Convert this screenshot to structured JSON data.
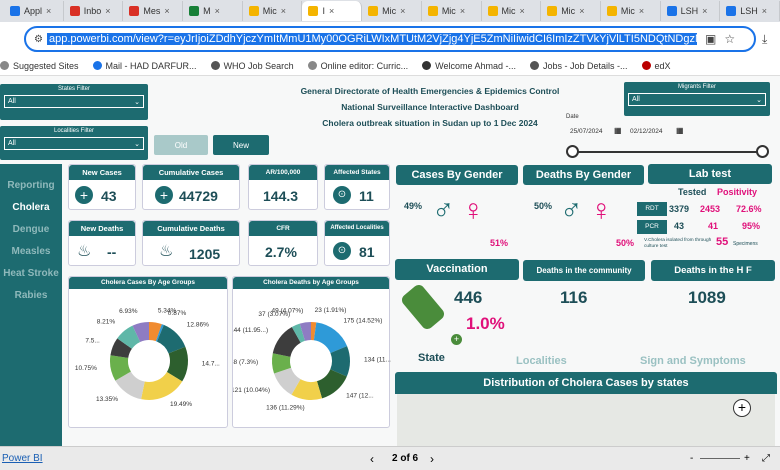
{
  "browser": {
    "tabs": [
      {
        "label": "Appl",
        "color": "#1a73e8"
      },
      {
        "label": "Inbo",
        "color": "#d93025"
      },
      {
        "label": "Mes",
        "color": "#d93025"
      },
      {
        "label": "M",
        "color": "#188038"
      },
      {
        "label": "Mic",
        "color": "#f4b400"
      },
      {
        "label": "I",
        "color": "#f4b400"
      },
      {
        "label": "Mic",
        "color": "#f4b400"
      },
      {
        "label": "Mic",
        "color": "#f4b400"
      },
      {
        "label": "Mic",
        "color": "#f4b400"
      },
      {
        "label": "Mic",
        "color": "#f4b400"
      },
      {
        "label": "Mic",
        "color": "#f4b400"
      },
      {
        "label": "LSH",
        "color": "#1a73e8"
      },
      {
        "label": "LSH",
        "color": "#1a73e8"
      }
    ],
    "url": "app.powerbi.com/view?r=eyJrIjoiZDdhYjczYmItMmU1My00OGRiLWIxMTUtM2VjZjg4YjE5ZmNiIiwidCI6ImIzZTVkYjVlLTI5NDQtNDgzNy05OWY1LTc0OD",
    "bookmarks": [
      {
        "label": "Suggested Sites",
        "color": "#888"
      },
      {
        "label": "Mail - HAD DARFUR...",
        "color": "#1a73e8"
      },
      {
        "label": "WHO Job Search",
        "color": "#555"
      },
      {
        "label": "Online editor: Curric...",
        "color": "#888"
      },
      {
        "label": "Welcome Ahmad -...",
        "color": "#333"
      },
      {
        "label": "Jobs - Job Details -...",
        "color": "#555"
      },
      {
        "label": "edX",
        "color": "#b00"
      }
    ]
  },
  "filters": {
    "states_label": "States Filter",
    "states_value": "All",
    "localities_label": "Localities Filter",
    "localities_value": "All",
    "migrants_label": "Migrants Filter",
    "migrants_value": "All",
    "date_label": "Date",
    "date_from": "25/07/2024",
    "date_to": "02/12/2024"
  },
  "header": {
    "line1": "General Directorate of Health Emergencies & Epidemics Control",
    "line2": "National Surveillance Interactive Dashboard",
    "line3": "Cholera outbreak situation in Sudan up to 1 Dec 2024",
    "old_btn": "Old",
    "new_btn": "New"
  },
  "sidebar": {
    "items": [
      "Reporting",
      "Cholera",
      "Dengue",
      "Measles",
      "Heat Stroke",
      "Rabies"
    ]
  },
  "kpis": {
    "new_cases_label": "New Cases",
    "new_cases": "43",
    "cum_cases_label": "Cumulative Cases",
    "cum_cases": "44729",
    "ar_label": "AR/100,000",
    "ar": "144.3",
    "aff_states_label": "Affected States",
    "aff_states": "11",
    "new_deaths_label": "New Deaths",
    "new_deaths": "--",
    "cum_deaths_label": "Cumulative Deaths",
    "cum_deaths": "1205",
    "cfr_label": "CFR",
    "cfr": "2.7%",
    "aff_loc_label": "Affected Localities",
    "aff_loc": "81"
  },
  "gender": {
    "cases_title": "Cases By Gender",
    "cases_male": "49%",
    "cases_female": "51%",
    "deaths_title": "Deaths By Gender",
    "deaths_male": "50%",
    "deaths_female": "50%"
  },
  "lab": {
    "title": "Lab test",
    "tested_label": "Tested",
    "positivity_label": "Positivity",
    "rdt_label": "RDT",
    "rdt_tested": "3379",
    "rdt_pos": "2453",
    "rdt_pct": "72.6%",
    "pcr_label": "PCR",
    "pcr_tested": "43",
    "pcr_pos": "41",
    "pcr_pct": "95%",
    "isolated_note": "V.Cholera isolated from through culture test",
    "isolated_count": "55",
    "specimens_label": "Specimens"
  },
  "vaccination": {
    "title": "Vaccination",
    "count": "446",
    "pct": "1.0%"
  },
  "community": {
    "title": "Deaths in the community",
    "value": "116"
  },
  "hf": {
    "title": "Deaths in the H F",
    "value": "1089"
  },
  "tabs_bottom": {
    "state": "State",
    "localities": "Localities",
    "signs": "Sign and Symptoms"
  },
  "map_title": "Distribution of Cholera Cases by states",
  "donut_cases": {
    "title": "Cholera Cases By Age Groups",
    "labels": [
      "5.34%",
      "0.87%",
      "12.86%",
      "14.7...",
      "19.49%",
      "13.35%",
      "10.75%",
      "7.5...",
      "8.21%",
      "6.93%"
    ]
  },
  "donut_deaths": {
    "title": "Cholera Deaths by Age Groups",
    "labels": [
      "23 (1.91%)",
      "175 (14.52%)",
      "134 (11...",
      "147 (12...",
      "136 (11.29%)",
      "121 (10.04%)",
      "88 (7.3%)",
      "144 (11.95...)",
      "37 (3.07%)",
      "49 (4.07%)"
    ]
  },
  "donut_colors": [
    "#f08b30",
    "#2e9ad8",
    "#1d6b70",
    "#2d5f2e",
    "#f1d04a",
    "#cfcfcf",
    "#6ab04c",
    "#3d3d3d",
    "#5fb7a8",
    "#8e7cc3"
  ],
  "status": {
    "product": "Power BI",
    "page": "2 of 6"
  }
}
• • • •
Stated goal: Show the lines of the material that contain the word "Cholera".

Finished task:
    "line3": "Cholera outbreak situation in Sudan up to 1 Dec 2024",
      "Cholera",
    "isolated_note": "V.Cholera isolated from through culture test",
  "map_title": "Distribution of Cholera Cases by states",
    "title": "Cholera Cases By Age Groups",
    "title": "Cholera Deaths by Age Groups",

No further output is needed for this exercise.